Source material |
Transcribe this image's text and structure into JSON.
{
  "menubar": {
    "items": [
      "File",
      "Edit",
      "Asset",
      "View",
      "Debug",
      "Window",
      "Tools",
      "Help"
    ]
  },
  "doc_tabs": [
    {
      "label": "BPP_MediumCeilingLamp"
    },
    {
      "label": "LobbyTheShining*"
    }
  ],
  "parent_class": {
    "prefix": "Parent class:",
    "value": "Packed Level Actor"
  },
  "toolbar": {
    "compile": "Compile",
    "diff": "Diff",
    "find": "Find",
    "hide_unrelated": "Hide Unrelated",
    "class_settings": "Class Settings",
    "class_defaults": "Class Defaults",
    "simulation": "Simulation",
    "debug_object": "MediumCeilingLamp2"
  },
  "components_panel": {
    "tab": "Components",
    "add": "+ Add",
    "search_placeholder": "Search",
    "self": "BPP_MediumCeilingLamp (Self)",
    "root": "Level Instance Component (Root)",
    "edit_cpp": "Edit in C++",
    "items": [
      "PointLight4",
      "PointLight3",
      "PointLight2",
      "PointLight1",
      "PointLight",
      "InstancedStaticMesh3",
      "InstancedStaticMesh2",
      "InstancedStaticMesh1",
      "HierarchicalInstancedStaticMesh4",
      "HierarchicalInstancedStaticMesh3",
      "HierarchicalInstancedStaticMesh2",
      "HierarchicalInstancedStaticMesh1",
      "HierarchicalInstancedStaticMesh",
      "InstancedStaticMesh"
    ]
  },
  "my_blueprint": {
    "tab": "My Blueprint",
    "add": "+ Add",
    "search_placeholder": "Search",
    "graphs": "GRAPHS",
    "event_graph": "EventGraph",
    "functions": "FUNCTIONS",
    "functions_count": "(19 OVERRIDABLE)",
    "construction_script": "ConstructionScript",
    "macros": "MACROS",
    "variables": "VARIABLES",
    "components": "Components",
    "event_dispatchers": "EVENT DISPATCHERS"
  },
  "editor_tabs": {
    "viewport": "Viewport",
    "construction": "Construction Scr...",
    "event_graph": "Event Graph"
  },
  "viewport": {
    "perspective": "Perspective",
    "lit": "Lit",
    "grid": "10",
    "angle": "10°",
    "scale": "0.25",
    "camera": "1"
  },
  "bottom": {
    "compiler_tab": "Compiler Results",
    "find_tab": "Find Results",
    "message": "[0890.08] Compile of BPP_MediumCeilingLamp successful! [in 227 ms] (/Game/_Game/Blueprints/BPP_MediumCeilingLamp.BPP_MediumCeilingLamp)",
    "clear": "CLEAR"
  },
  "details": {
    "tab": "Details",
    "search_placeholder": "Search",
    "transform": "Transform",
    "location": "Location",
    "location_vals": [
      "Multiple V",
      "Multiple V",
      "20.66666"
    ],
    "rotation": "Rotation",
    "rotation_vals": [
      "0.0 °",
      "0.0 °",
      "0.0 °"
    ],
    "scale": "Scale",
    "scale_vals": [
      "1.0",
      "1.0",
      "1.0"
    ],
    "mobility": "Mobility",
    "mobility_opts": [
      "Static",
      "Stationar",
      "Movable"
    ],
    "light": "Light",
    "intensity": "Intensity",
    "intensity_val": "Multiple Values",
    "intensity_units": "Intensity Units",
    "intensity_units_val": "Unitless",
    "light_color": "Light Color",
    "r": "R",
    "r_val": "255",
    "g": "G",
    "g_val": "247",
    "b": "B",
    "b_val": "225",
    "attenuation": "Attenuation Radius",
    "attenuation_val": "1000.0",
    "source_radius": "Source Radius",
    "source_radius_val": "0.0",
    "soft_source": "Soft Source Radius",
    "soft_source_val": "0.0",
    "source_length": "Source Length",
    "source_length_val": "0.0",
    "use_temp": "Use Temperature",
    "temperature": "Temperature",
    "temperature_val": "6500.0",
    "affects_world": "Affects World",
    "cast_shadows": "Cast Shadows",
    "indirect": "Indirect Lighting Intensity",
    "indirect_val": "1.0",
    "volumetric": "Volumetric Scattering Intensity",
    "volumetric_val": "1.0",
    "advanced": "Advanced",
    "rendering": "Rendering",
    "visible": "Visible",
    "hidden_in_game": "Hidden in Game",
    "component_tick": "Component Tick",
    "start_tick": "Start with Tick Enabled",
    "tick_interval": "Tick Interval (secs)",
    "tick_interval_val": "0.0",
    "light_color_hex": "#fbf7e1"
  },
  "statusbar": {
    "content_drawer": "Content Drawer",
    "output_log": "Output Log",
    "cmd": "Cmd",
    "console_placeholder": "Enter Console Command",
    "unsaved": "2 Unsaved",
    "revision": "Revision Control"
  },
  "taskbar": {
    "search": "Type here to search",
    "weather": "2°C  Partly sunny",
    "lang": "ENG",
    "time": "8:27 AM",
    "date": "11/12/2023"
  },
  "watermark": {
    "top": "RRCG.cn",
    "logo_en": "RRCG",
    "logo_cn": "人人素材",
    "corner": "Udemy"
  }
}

Required work |
Reproduce the material precisely, including every line.

Expected answer |
Transcribe this image's text and structure into JSON.
{
  "menubar": {
    "items": [
      "File",
      "Edit",
      "Asset",
      "View",
      "Debug",
      "Window",
      "Tools",
      "Help"
    ]
  },
  "doc_tabs": [
    {
      "label": "BPP_MediumCeilingLamp"
    },
    {
      "label": "LobbyTheShining*"
    }
  ],
  "parent_class": {
    "prefix": "Parent class:",
    "value": "Packed Level Actor"
  },
  "toolbar": {
    "compile": "Compile",
    "diff": "Diff",
    "find": "Find",
    "hide_unrelated": "Hide Unrelated",
    "class_settings": "Class Settings",
    "class_defaults": "Class Defaults",
    "simulation": "Simulation",
    "debug_object": "MediumCeilingLamp2"
  },
  "components_panel": {
    "tab": "Components",
    "add": "+ Add",
    "search_placeholder": "Search",
    "self": "BPP_MediumCeilingLamp (Self)",
    "root": "Level Instance Component (Root)",
    "edit_cpp": "Edit in C++",
    "items": [
      "PointLight4",
      "PointLight3",
      "PointLight2",
      "PointLight1",
      "PointLight",
      "InstancedStaticMesh3",
      "InstancedStaticMesh2",
      "InstancedStaticMesh1",
      "HierarchicalInstancedStaticMesh4",
      "HierarchicalInstancedStaticMesh3",
      "HierarchicalInstancedStaticMesh2",
      "HierarchicalInstancedStaticMesh1",
      "HierarchicalInstancedStaticMesh",
      "InstancedStaticMesh"
    ]
  },
  "my_blueprint": {
    "tab": "My Blueprint",
    "add": "+ Add",
    "search_placeholder": "Search",
    "graphs": "GRAPHS",
    "event_graph": "EventGraph",
    "functions": "FUNCTIONS",
    "functions_count": "(19 OVERRIDABLE)",
    "construction_script": "ConstructionScript",
    "macros": "MACROS",
    "variables": "VARIABLES",
    "components": "Components",
    "event_dispatchers": "EVENT DISPATCHERS"
  },
  "editor_tabs": {
    "viewport": "Viewport",
    "construction": "Construction Scr...",
    "event_graph": "Event Graph"
  },
  "viewport": {
    "perspective": "Perspective",
    "lit": "Lit",
    "grid": "10",
    "angle": "10°",
    "scale": "0.25",
    "camera": "1"
  },
  "bottom": {
    "compiler_tab": "Compiler Results",
    "find_tab": "Find Results",
    "message": "[0890.08] Compile of BPP_MediumCeilingLamp successful! [in 227 ms] (/Game/_Game/Blueprints/BPP_MediumCeilingLamp.BPP_MediumCeilingLamp)",
    "clear": "CLEAR"
  },
  "details": {
    "tab": "Details",
    "search_placeholder": "Search",
    "transform": "Transform",
    "location": "Location",
    "location_vals": [
      "Multiple V",
      "Multiple V",
      "20.66666"
    ],
    "rotation": "Rotation",
    "rotation_vals": [
      "0.0 °",
      "0.0 °",
      "0.0 °"
    ],
    "scale": "Scale",
    "scale_vals": [
      "1.0",
      "1.0",
      "1.0"
    ],
    "mobility": "Mobility",
    "mobility_opts": [
      "Static",
      "Stationar",
      "Movable"
    ],
    "light": "Light",
    "intensity": "Intensity",
    "intensity_val": "Multiple Values",
    "intensity_units": "Intensity Units",
    "intensity_units_val": "Unitless",
    "light_color": "Light Color",
    "r": "R",
    "r_val": "255",
    "g": "G",
    "g_val": "247",
    "b": "B",
    "b_val": "225",
    "attenuation": "Attenuation Radius",
    "attenuation_val": "1000.0",
    "source_radius": "Source Radius",
    "source_radius_val": "0.0",
    "soft_source": "Soft Source Radius",
    "soft_source_val": "0.0",
    "source_length": "Source Length",
    "source_length_val": "0.0",
    "use_temp": "Use Temperature",
    "temperature": "Temperature",
    "temperature_val": "6500.0",
    "affects_world": "Affects World",
    "cast_shadows": "Cast Shadows",
    "indirect": "Indirect Lighting Intensity",
    "indirect_val": "1.0",
    "volumetric": "Volumetric Scattering Intensity",
    "volumetric_val": "1.0",
    "advanced": "Advanced",
    "rendering": "Rendering",
    "visible": "Visible",
    "hidden_in_game": "Hidden in Game",
    "component_tick": "Component Tick",
    "start_tick": "Start with Tick Enabled",
    "tick_interval": "Tick Interval (secs)",
    "tick_interval_val": "0.0",
    "light_color_hex": "#fbf7e1"
  },
  "statusbar": {
    "content_drawer": "Content Drawer",
    "output_log": "Output Log",
    "cmd": "Cmd",
    "console_placeholder": "Enter Console Command",
    "unsaved": "2 Unsaved",
    "revision": "Revision Control"
  },
  "taskbar": {
    "search": "Type here to search",
    "weather": "2°C  Partly sunny",
    "lang": "ENG",
    "time": "8:27 AM",
    "date": "11/12/2023"
  },
  "watermark": {
    "top": "RRCG.cn",
    "logo_en": "RRCG",
    "logo_cn": "人人素材",
    "corner": "Udemy"
  }
}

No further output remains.